__Stated exercise__. Extract all data as written.

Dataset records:
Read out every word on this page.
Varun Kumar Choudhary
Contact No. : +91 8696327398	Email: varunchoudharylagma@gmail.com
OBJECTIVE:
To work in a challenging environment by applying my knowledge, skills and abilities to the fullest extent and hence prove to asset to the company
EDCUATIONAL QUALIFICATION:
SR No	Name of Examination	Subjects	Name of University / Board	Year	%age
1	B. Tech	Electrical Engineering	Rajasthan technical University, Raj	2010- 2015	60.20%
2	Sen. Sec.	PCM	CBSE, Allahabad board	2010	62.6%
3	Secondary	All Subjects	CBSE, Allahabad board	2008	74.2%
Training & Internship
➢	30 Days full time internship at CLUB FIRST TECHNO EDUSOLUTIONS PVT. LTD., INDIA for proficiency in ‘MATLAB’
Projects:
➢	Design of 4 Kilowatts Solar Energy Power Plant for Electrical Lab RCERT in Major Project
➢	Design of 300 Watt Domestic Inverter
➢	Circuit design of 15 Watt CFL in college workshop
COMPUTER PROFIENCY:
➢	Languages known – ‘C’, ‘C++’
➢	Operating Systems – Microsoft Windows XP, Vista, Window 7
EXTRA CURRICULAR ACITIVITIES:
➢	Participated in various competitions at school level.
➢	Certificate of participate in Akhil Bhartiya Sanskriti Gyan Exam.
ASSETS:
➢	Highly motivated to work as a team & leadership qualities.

__Final answer__.
Read out every word on this page.
Varun Kumar Choudhary
Contact No. : +91 8696327398	Email: varunchoudharylagma@gmail.com
OBJECTIVE:
To work in a challenging environment by applying my knowledge, skills and abilities to the fullest extent and hence prove to asset to the company
EDCUATIONAL QUALIFICATION:
SR No	Name of Examination	Subjects	Name of University / Board	Year	%age
1	B. Tech	Electrical Engineering	Rajasthan technical University, Raj	2010- 2015	60.20%
2	Sen. Sec.	PCM	CBSE, Allahabad board	2010	62.6%
3	Secondary	All Subjects	CBSE, Allahabad board	2008	74.2%
Training & Internship
➢	30 Days full time internship at CLUB FIRST TECHNO EDUSOLUTIONS PVT. LTD., INDIA for proficiency in ‘MATLAB’
Projects:
➢	Design of 4 Kilowatts Solar Energy Power Plant for Electrical Lab RCERT in Major Project
➢	Design of 300 Watt Domestic Inverter
➢	Circuit design of 15 Watt CFL in college workshop
COMPUTER PROFIENCY:
➢	Languages known – ‘C’, ‘C++’
➢	Operating Systems – Microsoft Windows XP, Vista, Window 7
EXTRA CURRICULAR ACITIVITIES:
➢	Participated in various competitions at school level.
➢	Certificate of participate in Akhil Bhartiya Sanskriti Gyan Exam.
ASSETS:
➢	Highly motivated to work as a team & leadership qualities.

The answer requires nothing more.